Stated exercise: Go through the listing and pick out each line with the word "color" in it.

Records from a data source:

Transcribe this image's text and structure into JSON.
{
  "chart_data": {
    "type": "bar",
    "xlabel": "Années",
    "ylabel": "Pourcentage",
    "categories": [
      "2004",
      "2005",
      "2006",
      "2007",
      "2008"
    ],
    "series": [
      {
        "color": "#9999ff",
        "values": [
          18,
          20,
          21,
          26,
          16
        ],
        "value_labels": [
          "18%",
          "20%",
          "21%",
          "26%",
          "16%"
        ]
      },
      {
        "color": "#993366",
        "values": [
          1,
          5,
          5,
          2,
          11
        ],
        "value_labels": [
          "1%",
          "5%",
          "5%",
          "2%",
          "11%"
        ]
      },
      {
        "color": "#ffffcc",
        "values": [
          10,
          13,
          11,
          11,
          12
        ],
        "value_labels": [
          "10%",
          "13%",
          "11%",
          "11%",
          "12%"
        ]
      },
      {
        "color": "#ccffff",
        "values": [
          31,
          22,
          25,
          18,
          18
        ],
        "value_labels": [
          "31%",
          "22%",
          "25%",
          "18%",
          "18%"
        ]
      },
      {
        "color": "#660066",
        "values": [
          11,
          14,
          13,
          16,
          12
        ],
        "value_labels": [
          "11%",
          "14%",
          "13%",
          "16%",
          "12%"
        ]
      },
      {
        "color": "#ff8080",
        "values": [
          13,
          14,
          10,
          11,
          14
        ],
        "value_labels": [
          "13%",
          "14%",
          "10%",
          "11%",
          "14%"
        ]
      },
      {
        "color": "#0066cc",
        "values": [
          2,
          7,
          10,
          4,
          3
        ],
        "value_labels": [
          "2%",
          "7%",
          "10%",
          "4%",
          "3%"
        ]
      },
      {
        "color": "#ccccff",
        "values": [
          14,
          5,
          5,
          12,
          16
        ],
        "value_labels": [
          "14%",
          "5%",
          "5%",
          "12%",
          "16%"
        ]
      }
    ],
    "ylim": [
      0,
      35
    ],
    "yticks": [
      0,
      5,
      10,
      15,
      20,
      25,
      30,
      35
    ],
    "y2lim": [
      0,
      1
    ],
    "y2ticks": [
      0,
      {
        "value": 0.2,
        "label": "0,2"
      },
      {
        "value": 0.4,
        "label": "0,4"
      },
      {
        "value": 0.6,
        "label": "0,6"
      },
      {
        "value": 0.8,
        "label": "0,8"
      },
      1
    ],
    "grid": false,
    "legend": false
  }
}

Exercise response:
        "color": "#9999ff",
        "color": "#993366",
        "color": "#ffffcc",
        "color": "#ccffff",
        "color": "#660066",
        "color": "#ff8080",
        "color": "#0066cc",
        "color": "#ccccff",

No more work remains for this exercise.